-- BEGIN --

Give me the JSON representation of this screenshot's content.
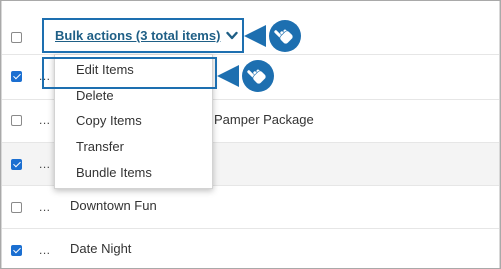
{
  "bulk_actions": {
    "label": "Bulk actions (3 total items)",
    "chevron_icon": "chevron-down-icon"
  },
  "dropdown": {
    "items": [
      {
        "label": "Edit Items"
      },
      {
        "label": "Delete"
      },
      {
        "label": "Copy Items"
      },
      {
        "label": "Transfer"
      },
      {
        "label": "Bundle Items"
      }
    ]
  },
  "table": {
    "rows": [
      {
        "checked": false,
        "name": ""
      },
      {
        "checked": true,
        "name": ""
      },
      {
        "checked": false,
        "name": "Pamper Package"
      },
      {
        "checked": true,
        "name": ""
      },
      {
        "checked": false,
        "name": "Downtown Fun"
      },
      {
        "checked": true,
        "name": "Date Night"
      }
    ],
    "row_menu_label": "..."
  },
  "annotations": {
    "pointer_icon": "hand-pointer-badge-icon",
    "color": "#1d6fb0"
  }
}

-- END --

## WHAT TO DO
Restate each line of the records exactly; pictures do not belong in the copy.

## WORKED SOLUTION
Give me the JSON representation of this screenshot's content.
{
  "bulk_actions": {
    "label": "Bulk actions (3 total items)",
    "chevron_icon": "chevron-down-icon"
  },
  "dropdown": {
    "items": [
      {
        "label": "Edit Items"
      },
      {
        "label": "Delete"
      },
      {
        "label": "Copy Items"
      },
      {
        "label": "Transfer"
      },
      {
        "label": "Bundle Items"
      }
    ]
  },
  "table": {
    "rows": [
      {
        "checked": false,
        "name": ""
      },
      {
        "checked": true,
        "name": ""
      },
      {
        "checked": false,
        "name": "Pamper Package"
      },
      {
        "checked": true,
        "name": ""
      },
      {
        "checked": false,
        "name": "Downtown Fun"
      },
      {
        "checked": true,
        "name": "Date Night"
      }
    ],
    "row_menu_label": "..."
  },
  "annotations": {
    "pointer_icon": "hand-pointer-badge-icon",
    "color": "#1d6fb0"
  }
}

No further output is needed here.